### DATA LISTING
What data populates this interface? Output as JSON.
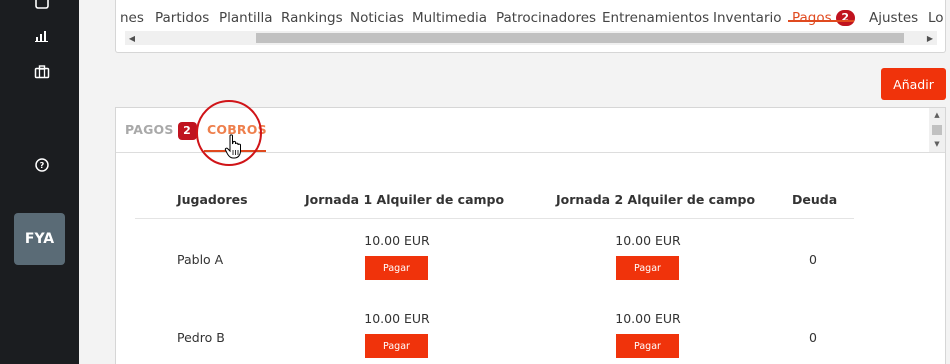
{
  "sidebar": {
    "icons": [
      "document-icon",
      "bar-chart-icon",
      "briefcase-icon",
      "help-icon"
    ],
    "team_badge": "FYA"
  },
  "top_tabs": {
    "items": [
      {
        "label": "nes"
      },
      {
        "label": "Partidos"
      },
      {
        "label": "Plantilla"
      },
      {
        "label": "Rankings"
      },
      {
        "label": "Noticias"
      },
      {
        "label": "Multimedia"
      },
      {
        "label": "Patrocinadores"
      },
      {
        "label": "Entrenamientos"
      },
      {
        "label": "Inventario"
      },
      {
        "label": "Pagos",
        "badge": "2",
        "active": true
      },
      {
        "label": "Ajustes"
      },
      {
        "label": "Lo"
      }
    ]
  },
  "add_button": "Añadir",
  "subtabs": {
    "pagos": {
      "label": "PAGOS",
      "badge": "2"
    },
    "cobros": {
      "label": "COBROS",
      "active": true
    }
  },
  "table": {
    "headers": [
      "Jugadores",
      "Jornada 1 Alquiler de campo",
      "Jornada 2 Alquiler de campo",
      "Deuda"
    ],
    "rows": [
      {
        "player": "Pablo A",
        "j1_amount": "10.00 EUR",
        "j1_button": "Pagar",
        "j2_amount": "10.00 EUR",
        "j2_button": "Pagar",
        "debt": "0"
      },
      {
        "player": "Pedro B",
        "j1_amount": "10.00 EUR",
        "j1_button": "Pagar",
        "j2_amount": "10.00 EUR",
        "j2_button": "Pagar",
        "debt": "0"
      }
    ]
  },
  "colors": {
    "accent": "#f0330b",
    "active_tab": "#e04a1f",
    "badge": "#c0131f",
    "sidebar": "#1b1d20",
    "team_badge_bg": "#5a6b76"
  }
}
######
*OBJECTIVE:* Word for word, quote the full listing, omitting every picture.

*OUTPUT FOR THIS TASK:*
What data populates this interface? Output as JSON.
{
  "sidebar": {
    "icons": [
      "document-icon",
      "bar-chart-icon",
      "briefcase-icon",
      "help-icon"
    ],
    "team_badge": "FYA"
  },
  "top_tabs": {
    "items": [
      {
        "label": "nes"
      },
      {
        "label": "Partidos"
      },
      {
        "label": "Plantilla"
      },
      {
        "label": "Rankings"
      },
      {
        "label": "Noticias"
      },
      {
        "label": "Multimedia"
      },
      {
        "label": "Patrocinadores"
      },
      {
        "label": "Entrenamientos"
      },
      {
        "label": "Inventario"
      },
      {
        "label": "Pagos",
        "badge": "2",
        "active": true
      },
      {
        "label": "Ajustes"
      },
      {
        "label": "Lo"
      }
    ]
  },
  "add_button": "Añadir",
  "subtabs": {
    "pagos": {
      "label": "PAGOS",
      "badge": "2"
    },
    "cobros": {
      "label": "COBROS",
      "active": true
    }
  },
  "table": {
    "headers": [
      "Jugadores",
      "Jornada 1 Alquiler de campo",
      "Jornada 2 Alquiler de campo",
      "Deuda"
    ],
    "rows": [
      {
        "player": "Pablo A",
        "j1_amount": "10.00 EUR",
        "j1_button": "Pagar",
        "j2_amount": "10.00 EUR",
        "j2_button": "Pagar",
        "debt": "0"
      },
      {
        "player": "Pedro B",
        "j1_amount": "10.00 EUR",
        "j1_button": "Pagar",
        "j2_amount": "10.00 EUR",
        "j2_button": "Pagar",
        "debt": "0"
      }
    ]
  },
  "colors": {
    "accent": "#f0330b",
    "active_tab": "#e04a1f",
    "badge": "#c0131f",
    "sidebar": "#1b1d20",
    "team_badge_bg": "#5a6b76"
  }
}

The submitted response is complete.